The records below hold pictures; please leave those out and retype the rest exactly.

The records:
- - - - -

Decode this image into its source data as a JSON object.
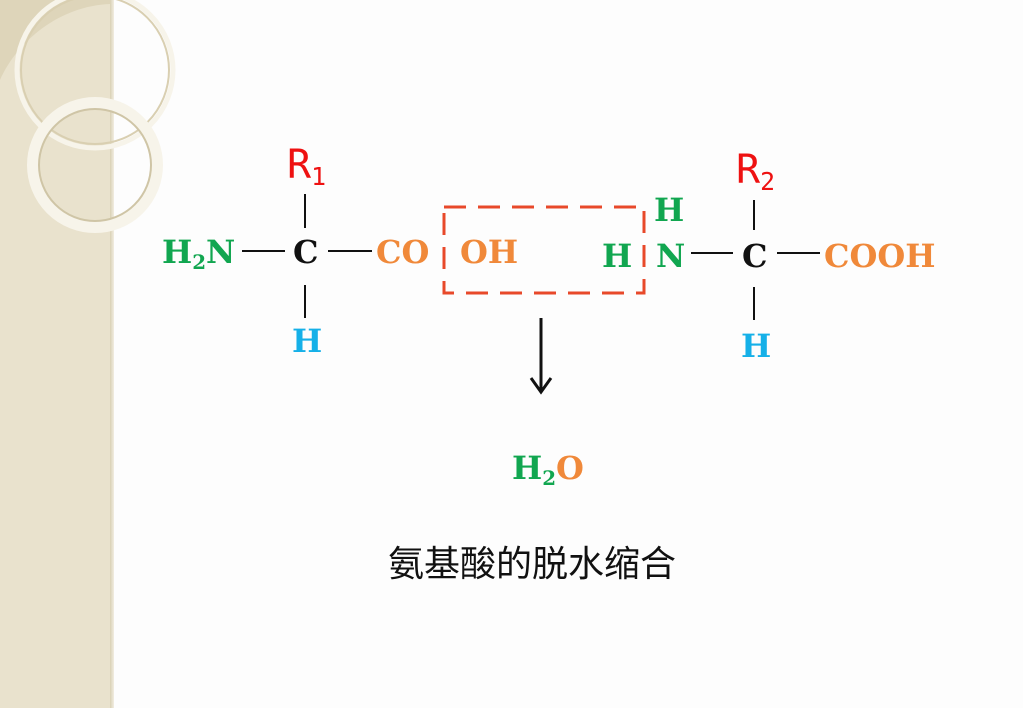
{
  "diagram": {
    "left_aa": {
      "amino": [
        "H",
        "2",
        "N"
      ],
      "carbon": "C",
      "r_group": [
        "R",
        "1"
      ],
      "hydrogen": "H",
      "carboxyl_co": "CO",
      "hydroxyl": "OH"
    },
    "right_aa": {
      "amine_h_top": "H",
      "amine_h_left": "H",
      "nitrogen": "N",
      "carbon": "C",
      "r_group": [
        "R",
        "2"
      ],
      "hydrogen": "H",
      "carboxyl": "COOH"
    },
    "product": [
      "H",
      "2",
      "O"
    ],
    "caption": "氨基酸的脱水缩合"
  },
  "colors": {
    "green": "#11a650",
    "orange": "#f0893a",
    "blue": "#15b0e8",
    "red": "#ee1111",
    "box": "#e8492a",
    "sidebar": "#e9e2cd"
  }
}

- - - - -

Solution for this problem:
Decode this image into its source data as a JSON object.
{
  "diagram": {
    "left_aa": {
      "amino": [
        "H",
        "2",
        "N"
      ],
      "carbon": "C",
      "r_group": [
        "R",
        "1"
      ],
      "hydrogen": "H",
      "carboxyl_co": "CO",
      "hydroxyl": "OH"
    },
    "right_aa": {
      "amine_h_top": "H",
      "amine_h_left": "H",
      "nitrogen": "N",
      "carbon": "C",
      "r_group": [
        "R",
        "2"
      ],
      "hydrogen": "H",
      "carboxyl": "COOH"
    },
    "product": [
      "H",
      "2",
      "O"
    ],
    "caption": "氨基酸的脱水缩合"
  },
  "colors": {
    "green": "#11a650",
    "orange": "#f0893a",
    "blue": "#15b0e8",
    "red": "#ee1111",
    "box": "#e8492a",
    "sidebar": "#e9e2cd"
  }
}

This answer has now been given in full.